-- START OF Data for this exercise --

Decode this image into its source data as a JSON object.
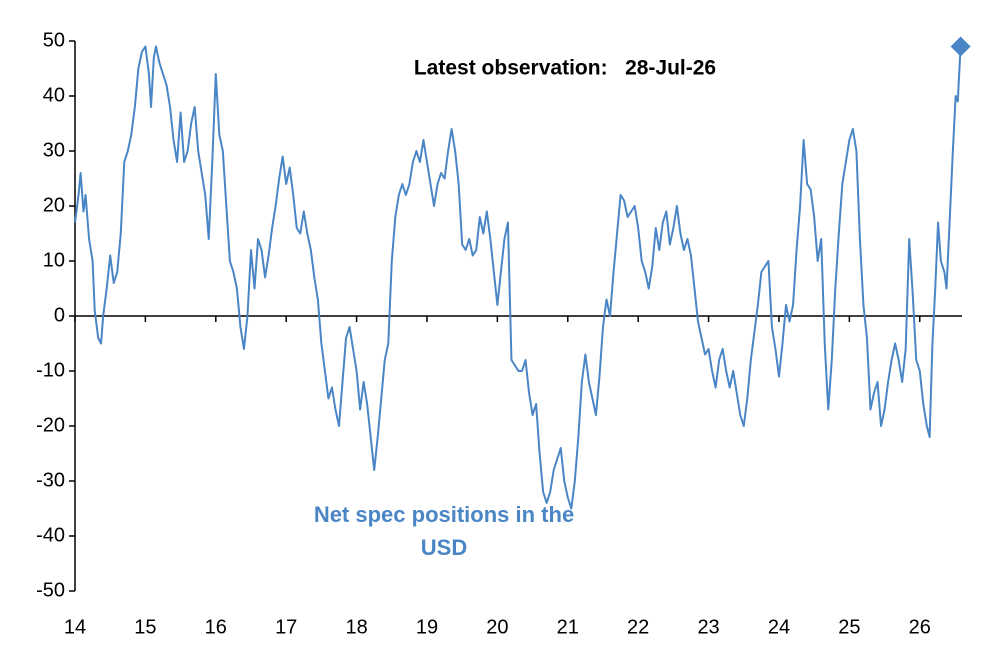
{
  "chart_data": {
    "type": "line",
    "annotation": "Latest observation:   28-Jul-26",
    "xlim": [
      14,
      26.6
    ],
    "xticks": [
      14,
      15,
      16,
      17,
      18,
      19,
      20,
      21,
      22,
      23,
      24,
      25,
      26
    ],
    "ylim": [
      -50,
      50
    ],
    "yticks": [
      -50,
      -40,
      -30,
      -20,
      -10,
      0,
      10,
      20,
      30,
      40,
      50
    ],
    "last_marker": "diamond",
    "x": [
      14.0,
      14.05,
      14.08,
      14.12,
      14.15,
      14.2,
      14.25,
      14.28,
      14.33,
      14.37,
      14.4,
      14.45,
      14.5,
      14.55,
      14.6,
      14.65,
      14.7,
      14.75,
      14.8,
      14.85,
      14.9,
      14.95,
      15.0,
      15.05,
      15.08,
      15.12,
      15.15,
      15.2,
      15.25,
      15.3,
      15.35,
      15.4,
      15.45,
      15.5,
      15.55,
      15.6,
      15.65,
      15.7,
      15.75,
      15.8,
      15.85,
      15.9,
      15.95,
      16.0,
      16.05,
      16.1,
      16.15,
      16.2,
      16.25,
      16.3,
      16.35,
      16.4,
      16.45,
      16.5,
      16.55,
      16.6,
      16.65,
      16.7,
      16.75,
      16.8,
      16.85,
      16.9,
      16.95,
      17.0,
      17.05,
      17.1,
      17.15,
      17.2,
      17.25,
      17.3,
      17.35,
      17.4,
      17.45,
      17.5,
      17.55,
      17.6,
      17.65,
      17.7,
      17.75,
      17.8,
      17.85,
      17.9,
      17.95,
      18.0,
      18.05,
      18.1,
      18.15,
      18.2,
      18.25,
      18.3,
      18.35,
      18.4,
      18.45,
      18.5,
      18.55,
      18.6,
      18.65,
      18.7,
      18.75,
      18.8,
      18.85,
      18.9,
      18.95,
      19.0,
      19.05,
      19.1,
      19.15,
      19.2,
      19.25,
      19.3,
      19.35,
      19.4,
      19.45,
      19.5,
      19.55,
      19.6,
      19.65,
      19.7,
      19.75,
      19.8,
      19.85,
      19.9,
      19.95,
      20.0,
      20.05,
      20.1,
      20.15,
      20.2,
      20.25,
      20.3,
      20.35,
      20.4,
      20.45,
      20.5,
      20.55,
      20.6,
      20.65,
      20.7,
      20.75,
      20.8,
      20.85,
      20.9,
      20.95,
      21.0,
      21.05,
      21.1,
      21.15,
      21.2,
      21.25,
      21.3,
      21.35,
      21.4,
      21.45,
      21.5,
      21.55,
      21.6,
      21.65,
      21.7,
      21.75,
      21.8,
      21.85,
      21.9,
      21.95,
      22.0,
      22.05,
      22.1,
      22.15,
      22.2,
      22.25,
      22.3,
      22.35,
      22.4,
      22.45,
      22.5,
      22.55,
      22.6,
      22.65,
      22.7,
      22.75,
      22.8,
      22.85,
      22.9,
      22.95,
      23.0,
      23.05,
      23.1,
      23.15,
      23.2,
      23.25,
      23.3,
      23.35,
      23.4,
      23.45,
      23.5,
      23.55,
      23.6,
      23.65,
      23.7,
      23.75,
      23.8,
      23.85,
      23.9,
      23.95,
      24.0,
      24.05,
      24.1,
      24.15,
      24.2,
      24.25,
      24.3,
      24.35,
      24.4,
      24.45,
      24.5,
      24.55,
      24.6,
      24.65,
      24.7,
      24.75,
      24.8,
      24.85,
      24.9,
      24.95,
      25.0,
      25.05,
      25.1,
      25.15,
      25.2,
      25.25,
      25.3,
      25.35,
      25.4,
      25.45,
      25.5,
      25.55,
      25.6,
      25.65,
      25.7,
      25.75,
      25.8,
      25.85,
      25.9,
      25.95,
      26.0,
      26.05,
      26.1,
      26.14,
      26.18,
      26.22,
      26.26,
      26.3,
      26.35,
      26.38,
      26.42,
      26.47,
      26.51,
      26.54,
      26.58
    ],
    "series": [
      {
        "name": "Net spec positions in the USD",
        "color": "#4a86c5",
        "values": [
          17,
          22,
          26,
          19,
          22,
          14,
          10,
          1,
          -4,
          -5,
          0,
          5,
          11,
          6,
          8,
          15,
          28,
          30,
          33,
          38,
          45,
          48,
          49,
          44,
          38,
          47,
          49,
          46,
          44,
          42,
          38,
          32,
          28,
          37,
          28,
          30,
          35,
          38,
          30,
          26,
          22,
          14,
          28,
          44,
          33,
          30,
          20,
          10,
          8,
          5,
          -2,
          -6,
          0,
          12,
          5,
          14,
          12,
          7,
          11,
          16,
          20,
          25,
          29,
          24,
          27,
          22,
          16,
          15,
          19,
          15,
          12,
          7,
          3,
          -5,
          -10,
          -15,
          -13,
          -17,
          -20,
          -12,
          -4,
          -2,
          -6,
          -10,
          -17,
          -12,
          -16,
          -22,
          -28,
          -22,
          -15,
          -8,
          -5,
          10,
          18,
          22,
          24,
          22,
          24,
          28,
          30,
          28,
          32,
          28,
          24,
          20,
          24,
          26,
          25,
          30,
          34,
          30,
          24,
          13,
          12,
          14,
          11,
          12,
          18,
          15,
          19,
          14,
          8,
          2,
          8,
          14,
          17,
          -8,
          -9,
          -10,
          -10,
          -8,
          -14,
          -18,
          -16,
          -25,
          -32,
          -34,
          -32,
          -28,
          -26,
          -24,
          -30,
          -33,
          -35,
          -30,
          -22,
          -12,
          -7,
          -12,
          -15,
          -18,
          -11,
          -2,
          3,
          0,
          8,
          15,
          22,
          21,
          18,
          19,
          20,
          16,
          10,
          8,
          5,
          9,
          16,
          12,
          17,
          19,
          13,
          16,
          20,
          15,
          12,
          14,
          11,
          5,
          -1,
          -4,
          -7,
          -6,
          -10,
          -13,
          -8,
          -6,
          -10,
          -13,
          -10,
          -14,
          -18,
          -20,
          -15,
          -8,
          -3,
          2,
          8,
          9,
          10,
          -2,
          -6,
          -11,
          -5,
          2,
          -1,
          2,
          12,
          20,
          32,
          24,
          23,
          18,
          10,
          14,
          -5,
          -17,
          -8,
          5,
          15,
          24,
          28,
          32,
          34,
          30,
          14,
          2,
          -4,
          -17,
          -14,
          -12,
          -20,
          -17,
          -12,
          -8,
          -5,
          -8,
          -12,
          -6,
          14,
          4,
          -8,
          -10,
          -16,
          -20,
          -22,
          -5,
          5,
          17,
          10,
          8,
          5,
          16,
          30,
          40,
          39,
          49
        ]
      }
    ]
  }
}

-- END OF Data for this exercise --

Transcribe the whole listing exactly. Pictures stay out of your copy.

Decode this image into its source data as a JSON object.
{
  "chart_data": {
    "type": "line",
    "annotation": "Latest observation:   28-Jul-26",
    "xlim": [
      14,
      26.6
    ],
    "xticks": [
      14,
      15,
      16,
      17,
      18,
      19,
      20,
      21,
      22,
      23,
      24,
      25,
      26
    ],
    "ylim": [
      -50,
      50
    ],
    "yticks": [
      -50,
      -40,
      -30,
      -20,
      -10,
      0,
      10,
      20,
      30,
      40,
      50
    ],
    "last_marker": "diamond",
    "x": [
      14.0,
      14.05,
      14.08,
      14.12,
      14.15,
      14.2,
      14.25,
      14.28,
      14.33,
      14.37,
      14.4,
      14.45,
      14.5,
      14.55,
      14.6,
      14.65,
      14.7,
      14.75,
      14.8,
      14.85,
      14.9,
      14.95,
      15.0,
      15.05,
      15.08,
      15.12,
      15.15,
      15.2,
      15.25,
      15.3,
      15.35,
      15.4,
      15.45,
      15.5,
      15.55,
      15.6,
      15.65,
      15.7,
      15.75,
      15.8,
      15.85,
      15.9,
      15.95,
      16.0,
      16.05,
      16.1,
      16.15,
      16.2,
      16.25,
      16.3,
      16.35,
      16.4,
      16.45,
      16.5,
      16.55,
      16.6,
      16.65,
      16.7,
      16.75,
      16.8,
      16.85,
      16.9,
      16.95,
      17.0,
      17.05,
      17.1,
      17.15,
      17.2,
      17.25,
      17.3,
      17.35,
      17.4,
      17.45,
      17.5,
      17.55,
      17.6,
      17.65,
      17.7,
      17.75,
      17.8,
      17.85,
      17.9,
      17.95,
      18.0,
      18.05,
      18.1,
      18.15,
      18.2,
      18.25,
      18.3,
      18.35,
      18.4,
      18.45,
      18.5,
      18.55,
      18.6,
      18.65,
      18.7,
      18.75,
      18.8,
      18.85,
      18.9,
      18.95,
      19.0,
      19.05,
      19.1,
      19.15,
      19.2,
      19.25,
      19.3,
      19.35,
      19.4,
      19.45,
      19.5,
      19.55,
      19.6,
      19.65,
      19.7,
      19.75,
      19.8,
      19.85,
      19.9,
      19.95,
      20.0,
      20.05,
      20.1,
      20.15,
      20.2,
      20.25,
      20.3,
      20.35,
      20.4,
      20.45,
      20.5,
      20.55,
      20.6,
      20.65,
      20.7,
      20.75,
      20.8,
      20.85,
      20.9,
      20.95,
      21.0,
      21.05,
      21.1,
      21.15,
      21.2,
      21.25,
      21.3,
      21.35,
      21.4,
      21.45,
      21.5,
      21.55,
      21.6,
      21.65,
      21.7,
      21.75,
      21.8,
      21.85,
      21.9,
      21.95,
      22.0,
      22.05,
      22.1,
      22.15,
      22.2,
      22.25,
      22.3,
      22.35,
      22.4,
      22.45,
      22.5,
      22.55,
      22.6,
      22.65,
      22.7,
      22.75,
      22.8,
      22.85,
      22.9,
      22.95,
      23.0,
      23.05,
      23.1,
      23.15,
      23.2,
      23.25,
      23.3,
      23.35,
      23.4,
      23.45,
      23.5,
      23.55,
      23.6,
      23.65,
      23.7,
      23.75,
      23.8,
      23.85,
      23.9,
      23.95,
      24.0,
      24.05,
      24.1,
      24.15,
      24.2,
      24.25,
      24.3,
      24.35,
      24.4,
      24.45,
      24.5,
      24.55,
      24.6,
      24.65,
      24.7,
      24.75,
      24.8,
      24.85,
      24.9,
      24.95,
      25.0,
      25.05,
      25.1,
      25.15,
      25.2,
      25.25,
      25.3,
      25.35,
      25.4,
      25.45,
      25.5,
      25.55,
      25.6,
      25.65,
      25.7,
      25.75,
      25.8,
      25.85,
      25.9,
      25.95,
      26.0,
      26.05,
      26.1,
      26.14,
      26.18,
      26.22,
      26.26,
      26.3,
      26.35,
      26.38,
      26.42,
      26.47,
      26.51,
      26.54,
      26.58
    ],
    "series": [
      {
        "name": "Net spec positions in the USD",
        "color": "#4a86c5",
        "values": [
          17,
          22,
          26,
          19,
          22,
          14,
          10,
          1,
          -4,
          -5,
          0,
          5,
          11,
          6,
          8,
          15,
          28,
          30,
          33,
          38,
          45,
          48,
          49,
          44,
          38,
          47,
          49,
          46,
          44,
          42,
          38,
          32,
          28,
          37,
          28,
          30,
          35,
          38,
          30,
          26,
          22,
          14,
          28,
          44,
          33,
          30,
          20,
          10,
          8,
          5,
          -2,
          -6,
          0,
          12,
          5,
          14,
          12,
          7,
          11,
          16,
          20,
          25,
          29,
          24,
          27,
          22,
          16,
          15,
          19,
          15,
          12,
          7,
          3,
          -5,
          -10,
          -15,
          -13,
          -17,
          -20,
          -12,
          -4,
          -2,
          -6,
          -10,
          -17,
          -12,
          -16,
          -22,
          -28,
          -22,
          -15,
          -8,
          -5,
          10,
          18,
          22,
          24,
          22,
          24,
          28,
          30,
          28,
          32,
          28,
          24,
          20,
          24,
          26,
          25,
          30,
          34,
          30,
          24,
          13,
          12,
          14,
          11,
          12,
          18,
          15,
          19,
          14,
          8,
          2,
          8,
          14,
          17,
          -8,
          -9,
          -10,
          -10,
          -8,
          -14,
          -18,
          -16,
          -25,
          -32,
          -34,
          -32,
          -28,
          -26,
          -24,
          -30,
          -33,
          -35,
          -30,
          -22,
          -12,
          -7,
          -12,
          -15,
          -18,
          -11,
          -2,
          3,
          0,
          8,
          15,
          22,
          21,
          18,
          19,
          20,
          16,
          10,
          8,
          5,
          9,
          16,
          12,
          17,
          19,
          13,
          16,
          20,
          15,
          12,
          14,
          11,
          5,
          -1,
          -4,
          -7,
          -6,
          -10,
          -13,
          -8,
          -6,
          -10,
          -13,
          -10,
          -14,
          -18,
          -20,
          -15,
          -8,
          -3,
          2,
          8,
          9,
          10,
          -2,
          -6,
          -11,
          -5,
          2,
          -1,
          2,
          12,
          20,
          32,
          24,
          23,
          18,
          10,
          14,
          -5,
          -17,
          -8,
          5,
          15,
          24,
          28,
          32,
          34,
          30,
          14,
          2,
          -4,
          -17,
          -14,
          -12,
          -20,
          -17,
          -12,
          -8,
          -5,
          -8,
          -12,
          -6,
          14,
          4,
          -8,
          -10,
          -16,
          -20,
          -22,
          -5,
          5,
          17,
          10,
          8,
          5,
          16,
          30,
          40,
          39,
          49
        ]
      }
    ]
  }
}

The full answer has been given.